- Problem to solve
Reproduce each line that includes the word "Aire".

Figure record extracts
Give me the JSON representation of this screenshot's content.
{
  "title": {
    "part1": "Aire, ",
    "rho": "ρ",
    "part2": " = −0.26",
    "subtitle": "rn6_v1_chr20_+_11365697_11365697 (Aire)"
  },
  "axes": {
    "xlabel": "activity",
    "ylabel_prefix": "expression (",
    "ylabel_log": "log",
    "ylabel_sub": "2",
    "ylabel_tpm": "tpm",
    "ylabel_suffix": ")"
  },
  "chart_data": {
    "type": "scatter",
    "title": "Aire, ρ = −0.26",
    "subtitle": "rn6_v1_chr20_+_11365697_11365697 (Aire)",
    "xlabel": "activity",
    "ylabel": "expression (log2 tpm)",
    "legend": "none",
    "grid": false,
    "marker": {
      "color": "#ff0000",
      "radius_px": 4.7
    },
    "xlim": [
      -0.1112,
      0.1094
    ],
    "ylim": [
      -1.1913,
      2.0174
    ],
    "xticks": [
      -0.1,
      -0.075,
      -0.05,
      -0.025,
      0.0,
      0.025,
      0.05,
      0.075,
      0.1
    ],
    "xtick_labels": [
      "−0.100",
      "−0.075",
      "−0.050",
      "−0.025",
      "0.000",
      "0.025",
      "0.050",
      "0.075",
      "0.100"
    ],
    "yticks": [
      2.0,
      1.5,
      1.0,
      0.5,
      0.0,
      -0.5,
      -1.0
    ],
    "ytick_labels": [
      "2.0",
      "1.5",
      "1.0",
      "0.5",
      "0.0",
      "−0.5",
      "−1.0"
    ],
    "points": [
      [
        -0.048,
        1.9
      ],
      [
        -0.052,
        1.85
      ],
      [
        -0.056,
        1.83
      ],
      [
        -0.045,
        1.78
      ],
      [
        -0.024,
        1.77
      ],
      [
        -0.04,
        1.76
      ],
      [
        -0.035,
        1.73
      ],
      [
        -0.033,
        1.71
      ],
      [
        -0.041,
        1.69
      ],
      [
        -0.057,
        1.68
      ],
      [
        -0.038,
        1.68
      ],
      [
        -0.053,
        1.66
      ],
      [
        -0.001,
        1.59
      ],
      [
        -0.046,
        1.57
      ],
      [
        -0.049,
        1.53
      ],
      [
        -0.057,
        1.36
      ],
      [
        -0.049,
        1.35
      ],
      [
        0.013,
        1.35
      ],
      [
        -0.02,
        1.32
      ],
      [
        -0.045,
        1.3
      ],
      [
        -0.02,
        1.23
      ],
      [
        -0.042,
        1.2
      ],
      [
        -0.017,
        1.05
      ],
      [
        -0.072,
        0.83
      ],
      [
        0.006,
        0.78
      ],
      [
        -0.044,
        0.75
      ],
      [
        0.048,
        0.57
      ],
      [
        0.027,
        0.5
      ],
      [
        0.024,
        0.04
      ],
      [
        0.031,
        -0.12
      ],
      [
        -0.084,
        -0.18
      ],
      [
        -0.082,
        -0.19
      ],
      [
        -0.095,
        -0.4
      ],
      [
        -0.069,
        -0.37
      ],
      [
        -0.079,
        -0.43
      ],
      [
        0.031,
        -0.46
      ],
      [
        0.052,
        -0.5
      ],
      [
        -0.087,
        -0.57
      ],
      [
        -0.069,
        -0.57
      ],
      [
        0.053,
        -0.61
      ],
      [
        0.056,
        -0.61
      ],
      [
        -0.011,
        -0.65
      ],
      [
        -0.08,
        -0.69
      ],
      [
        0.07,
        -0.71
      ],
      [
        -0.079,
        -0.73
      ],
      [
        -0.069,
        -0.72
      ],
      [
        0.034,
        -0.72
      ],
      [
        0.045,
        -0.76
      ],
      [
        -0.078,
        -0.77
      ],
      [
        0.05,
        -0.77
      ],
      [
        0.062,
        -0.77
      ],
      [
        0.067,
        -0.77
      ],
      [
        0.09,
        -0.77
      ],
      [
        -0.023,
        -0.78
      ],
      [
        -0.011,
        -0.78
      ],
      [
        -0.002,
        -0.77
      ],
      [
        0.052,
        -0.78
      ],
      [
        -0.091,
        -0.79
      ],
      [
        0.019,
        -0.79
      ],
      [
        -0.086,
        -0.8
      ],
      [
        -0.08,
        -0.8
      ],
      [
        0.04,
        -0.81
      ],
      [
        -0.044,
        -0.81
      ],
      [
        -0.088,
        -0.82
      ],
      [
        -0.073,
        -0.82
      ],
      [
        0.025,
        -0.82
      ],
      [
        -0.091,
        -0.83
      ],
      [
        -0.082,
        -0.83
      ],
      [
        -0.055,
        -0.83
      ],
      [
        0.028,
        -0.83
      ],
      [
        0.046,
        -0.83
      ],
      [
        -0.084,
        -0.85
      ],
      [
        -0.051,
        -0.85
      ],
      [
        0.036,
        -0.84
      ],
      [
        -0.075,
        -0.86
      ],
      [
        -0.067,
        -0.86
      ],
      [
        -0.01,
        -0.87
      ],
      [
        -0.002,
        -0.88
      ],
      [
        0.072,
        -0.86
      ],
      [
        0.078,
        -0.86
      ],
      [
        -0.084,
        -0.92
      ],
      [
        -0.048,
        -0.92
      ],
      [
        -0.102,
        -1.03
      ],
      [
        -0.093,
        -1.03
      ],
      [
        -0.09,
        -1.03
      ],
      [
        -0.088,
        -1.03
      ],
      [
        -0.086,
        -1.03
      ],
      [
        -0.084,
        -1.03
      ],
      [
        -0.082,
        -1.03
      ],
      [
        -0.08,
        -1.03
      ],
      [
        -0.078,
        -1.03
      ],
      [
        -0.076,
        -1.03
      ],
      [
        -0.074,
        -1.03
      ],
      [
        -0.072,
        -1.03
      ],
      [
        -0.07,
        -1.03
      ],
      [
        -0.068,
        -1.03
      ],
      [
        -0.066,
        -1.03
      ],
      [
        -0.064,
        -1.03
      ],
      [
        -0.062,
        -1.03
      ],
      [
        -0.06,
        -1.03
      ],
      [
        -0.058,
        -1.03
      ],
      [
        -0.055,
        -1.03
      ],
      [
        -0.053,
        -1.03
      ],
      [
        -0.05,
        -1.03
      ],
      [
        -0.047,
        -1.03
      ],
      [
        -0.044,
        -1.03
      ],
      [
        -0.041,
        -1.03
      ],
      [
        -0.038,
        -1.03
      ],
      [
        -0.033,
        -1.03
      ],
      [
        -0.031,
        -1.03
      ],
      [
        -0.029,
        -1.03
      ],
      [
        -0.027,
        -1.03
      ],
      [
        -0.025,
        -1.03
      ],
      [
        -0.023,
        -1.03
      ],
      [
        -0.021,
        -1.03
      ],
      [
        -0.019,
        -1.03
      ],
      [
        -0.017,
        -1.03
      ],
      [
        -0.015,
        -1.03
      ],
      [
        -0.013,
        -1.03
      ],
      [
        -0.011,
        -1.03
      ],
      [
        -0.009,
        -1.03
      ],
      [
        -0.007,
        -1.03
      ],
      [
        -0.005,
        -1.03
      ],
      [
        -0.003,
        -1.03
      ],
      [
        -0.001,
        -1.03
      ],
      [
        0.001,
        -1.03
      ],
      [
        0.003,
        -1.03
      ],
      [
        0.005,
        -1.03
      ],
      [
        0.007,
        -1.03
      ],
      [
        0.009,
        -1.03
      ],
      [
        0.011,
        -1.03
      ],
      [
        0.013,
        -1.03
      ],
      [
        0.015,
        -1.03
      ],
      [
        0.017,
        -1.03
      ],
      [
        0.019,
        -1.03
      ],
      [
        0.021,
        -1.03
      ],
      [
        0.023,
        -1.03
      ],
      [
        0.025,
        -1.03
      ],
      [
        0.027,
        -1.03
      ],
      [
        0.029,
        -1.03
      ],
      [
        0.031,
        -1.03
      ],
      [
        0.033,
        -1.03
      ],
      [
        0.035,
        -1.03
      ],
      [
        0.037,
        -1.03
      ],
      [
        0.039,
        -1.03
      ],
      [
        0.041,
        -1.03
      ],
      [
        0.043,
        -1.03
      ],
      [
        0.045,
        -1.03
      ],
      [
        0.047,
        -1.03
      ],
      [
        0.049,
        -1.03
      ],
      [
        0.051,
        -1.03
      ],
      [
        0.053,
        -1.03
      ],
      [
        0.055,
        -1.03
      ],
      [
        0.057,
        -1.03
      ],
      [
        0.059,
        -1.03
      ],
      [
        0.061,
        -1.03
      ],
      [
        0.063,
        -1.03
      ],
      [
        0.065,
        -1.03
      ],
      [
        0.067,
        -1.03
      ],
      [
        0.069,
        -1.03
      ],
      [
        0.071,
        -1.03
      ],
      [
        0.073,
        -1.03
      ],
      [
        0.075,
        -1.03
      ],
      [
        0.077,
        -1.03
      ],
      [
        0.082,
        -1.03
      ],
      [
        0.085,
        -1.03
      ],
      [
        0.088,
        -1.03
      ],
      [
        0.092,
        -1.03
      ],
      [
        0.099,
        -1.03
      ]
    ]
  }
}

- Full output
    "part1": "Aire, ",
    "subtitle": "rn6_v1_chr20_+_11365697_11365697 (Aire)"
    "title": "Aire, ρ = −0.26",
    "subtitle": "rn6_v1_chr20_+_11365697_11365697 (Aire)",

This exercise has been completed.